## [Directives]
(a) According to the data ingestion text, what is the difference between ETL and ELT?
(b) Carry on the data ingestion text from the point where it ends.

## [Page extract]
Data Ingestion is the first step in any analytical undertaking. It’s a process where data from one or many sources are gathered and imported into one place. Data can be imported in real-time (like POS data) or in batches (like billing systems).

Why it matters for marketers:

The process of data ingestion consolidates all of the relevant information from across your data sources into a single, centralized storage system. Through this process, you can begin to convert disparate data created in your CRM, POS, and other source systems into a unified format that is ready for real-time or batch analysis.

Real-world examples:

Marketing teams pull data from a wide variety of resources including Salesforce, Marketo, Facebook, Twitter, Google, Stripe, Zendesk, Shopify, Mailchimp, mobile devices, and more. It’s incredibly time consuming to manually combine these data sources but by using tools to automate some of these processes you can get data into the hands of your team faster.

This empowers marketers to answer more sophisticated questions about customer behavior, such as:

  • Why are customers leaving a specific product in their online shopping carts?
  • What is the probability that we’ll lose a customer early in the customer journey?
  • Which messaging pillar is resonating most with customers in the middle of the sales funnel who live in Germany?

The Data Supply Chain: Data Ingestion

Image 1: In this image, three source systems with varying formats and content are ingested into a central location in the data warehouse.


ETL and ELT are both data integration methods that make it possible to take data from various sources and move it into a singular storage space like a data warehouse. The difference is in when the transformation of data takes place.

## [Data records]
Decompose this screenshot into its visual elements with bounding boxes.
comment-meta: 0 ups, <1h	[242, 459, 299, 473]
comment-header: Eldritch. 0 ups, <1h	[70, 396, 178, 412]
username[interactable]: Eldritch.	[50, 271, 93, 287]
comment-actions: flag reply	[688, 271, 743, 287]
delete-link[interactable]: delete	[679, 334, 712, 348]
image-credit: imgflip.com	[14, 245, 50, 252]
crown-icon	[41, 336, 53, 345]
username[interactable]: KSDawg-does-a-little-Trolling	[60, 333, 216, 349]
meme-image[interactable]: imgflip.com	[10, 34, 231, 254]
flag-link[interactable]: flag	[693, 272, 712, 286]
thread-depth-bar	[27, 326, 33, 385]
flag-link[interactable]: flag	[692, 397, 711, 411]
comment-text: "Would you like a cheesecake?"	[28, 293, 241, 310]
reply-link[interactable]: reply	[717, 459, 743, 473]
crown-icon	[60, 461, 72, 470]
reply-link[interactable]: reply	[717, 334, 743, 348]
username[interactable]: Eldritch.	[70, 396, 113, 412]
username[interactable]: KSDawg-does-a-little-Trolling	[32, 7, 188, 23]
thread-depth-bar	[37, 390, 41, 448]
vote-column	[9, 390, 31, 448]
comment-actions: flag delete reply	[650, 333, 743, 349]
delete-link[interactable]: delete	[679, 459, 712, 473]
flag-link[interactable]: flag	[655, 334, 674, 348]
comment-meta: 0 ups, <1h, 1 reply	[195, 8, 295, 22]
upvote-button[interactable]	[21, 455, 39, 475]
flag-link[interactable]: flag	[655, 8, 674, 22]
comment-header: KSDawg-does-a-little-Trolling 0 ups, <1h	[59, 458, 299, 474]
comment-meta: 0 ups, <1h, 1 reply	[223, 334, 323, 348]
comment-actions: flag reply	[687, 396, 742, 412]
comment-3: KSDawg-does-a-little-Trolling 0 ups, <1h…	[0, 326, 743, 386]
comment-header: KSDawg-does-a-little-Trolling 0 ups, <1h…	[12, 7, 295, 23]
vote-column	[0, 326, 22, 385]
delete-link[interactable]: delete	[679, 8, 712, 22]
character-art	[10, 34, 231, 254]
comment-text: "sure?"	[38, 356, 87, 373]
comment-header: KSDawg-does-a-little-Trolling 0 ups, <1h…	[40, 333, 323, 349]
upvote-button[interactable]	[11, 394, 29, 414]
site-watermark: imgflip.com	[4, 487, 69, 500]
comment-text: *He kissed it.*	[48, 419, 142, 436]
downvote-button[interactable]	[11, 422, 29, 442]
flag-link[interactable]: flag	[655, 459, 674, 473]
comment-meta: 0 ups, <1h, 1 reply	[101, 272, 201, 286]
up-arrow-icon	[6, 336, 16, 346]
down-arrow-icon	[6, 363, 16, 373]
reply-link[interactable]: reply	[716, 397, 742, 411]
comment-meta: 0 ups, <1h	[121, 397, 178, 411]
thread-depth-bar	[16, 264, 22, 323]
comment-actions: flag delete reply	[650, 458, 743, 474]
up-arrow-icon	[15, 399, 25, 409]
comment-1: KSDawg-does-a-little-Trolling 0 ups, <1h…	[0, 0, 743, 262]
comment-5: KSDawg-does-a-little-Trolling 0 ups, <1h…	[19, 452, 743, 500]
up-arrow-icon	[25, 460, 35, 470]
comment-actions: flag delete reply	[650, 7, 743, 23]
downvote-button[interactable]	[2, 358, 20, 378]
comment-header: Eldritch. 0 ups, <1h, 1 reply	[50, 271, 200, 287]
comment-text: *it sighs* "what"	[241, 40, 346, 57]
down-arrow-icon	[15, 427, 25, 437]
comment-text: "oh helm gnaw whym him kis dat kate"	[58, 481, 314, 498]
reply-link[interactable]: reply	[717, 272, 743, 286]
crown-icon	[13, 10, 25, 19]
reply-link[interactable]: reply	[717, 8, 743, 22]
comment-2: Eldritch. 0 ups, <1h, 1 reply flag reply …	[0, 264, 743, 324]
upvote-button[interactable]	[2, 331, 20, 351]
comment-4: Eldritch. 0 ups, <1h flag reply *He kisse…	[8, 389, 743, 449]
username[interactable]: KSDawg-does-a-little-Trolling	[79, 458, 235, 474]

## [Answers by task]
(a) The difference is in when the transformation of data takes place.

(b)
Real-world examples:

As your business scales, ELT tools are better equipped to handle the volume and variety of marketing data onhand. However, a robust data plan will make use of both ELT and ETL tools.

For example, a member of your team wants to know which marketing channels are the most effective at converting customers with the highest average order value. The data you need to answer that question is likely spread across multiple structured data sources (referral traffic from Google Analytics, transaction history from your POS or e-commerce system, and customer data from your CRM).

Through your ETL process, you can extract relevant data from the above sources, transform it (e.g. updating customer contact info across files for uniformity and accuracy), and load the clean data into one final location. This enables your team to run your query in a streamlined way with limited upfront effort.

In comparison, your social media marketing team wants to see if email click-through rates or social media interactions lead to more purchases. The ELT process allows them to extract and load all of the raw data in real-time from the relevant source systems and run ad-hoc analytics reports, making adjustments to campaigns on the fly.

Extract, Transform, Load (ETL)

This method of data movement first copies data from the original database into the target system and then converts the data into a singular format. Lastly, the transformed data is uploaded into a data warehouse for analytics.

When you should use ETL:

ETL processes are preferable for moving small amounts of structured data with no rush on when that data is available for use. A robust ETL process would clean and integrate carefully selected data sources to provide a single source of truth that delivers faster analytics and makes understanding and using the data extremely simple.

The Data Supply Chain: ETL

Image 2: This image shows four different data sources with varying data formats being extracted from their sources, transformed to all be formatted the same, and then loaded into a data warehouse. Having all the data sources formatted the same way allows to have consistent and accurate data in the chart that is built from the data in the data warehouse.

Extract, Load, Transform (ELT)

Raw data is read from source databases, then loaded into the database in its raw form. Raw data is usually stored in a cloud-based data lake or data warehouse allowing you to transform only the data you need.

When you should use ELT:

ELT processes shine when there’s large amounts of complex structured and unstructured data that need to be made available more immediately. ELT processes also upload and store all of your data in its raw format, making data ingestion faster. However, performing analytics on that raw data is a more complex process since cleaning and transformation happen post-upload.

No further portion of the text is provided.